— start of Available records —
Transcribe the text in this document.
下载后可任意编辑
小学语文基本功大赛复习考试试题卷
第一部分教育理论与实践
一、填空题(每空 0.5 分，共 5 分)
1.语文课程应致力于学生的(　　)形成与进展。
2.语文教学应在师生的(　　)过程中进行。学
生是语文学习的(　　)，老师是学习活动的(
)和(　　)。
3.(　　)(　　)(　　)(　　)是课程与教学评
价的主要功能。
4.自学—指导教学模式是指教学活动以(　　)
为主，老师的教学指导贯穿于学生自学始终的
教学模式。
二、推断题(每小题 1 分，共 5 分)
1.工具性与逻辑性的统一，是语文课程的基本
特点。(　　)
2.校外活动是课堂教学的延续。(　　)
— end of Available records —
### Short task
Repeat every record exactly as written, please.

### Full response
Transcribe the text in this document.
下载后可任意编辑
小学语文基本功大赛复习考试试题卷
第一部分教育理论与实践
一、填空题(每空 0.5 分，共 5 分)
1.语文课程应致力于学生的(　　)形成与进展。
2.语文教学应在师生的(　　)过程中进行。学
生是语文学习的(　　)，老师是学习活动的(
)和(　　)。
3.(　　)(　　)(　　)(　　)是课程与教学评
价的主要功能。
4.自学—指导教学模式是指教学活动以(　　)
为主，老师的教学指导贯穿于学生自学始终的
教学模式。
二、推断题(每小题 1 分，共 5 分)
1.工具性与逻辑性的统一，是语文课程的基本
特点。(　　)
2.校外活动是课堂教学的延续。(　　)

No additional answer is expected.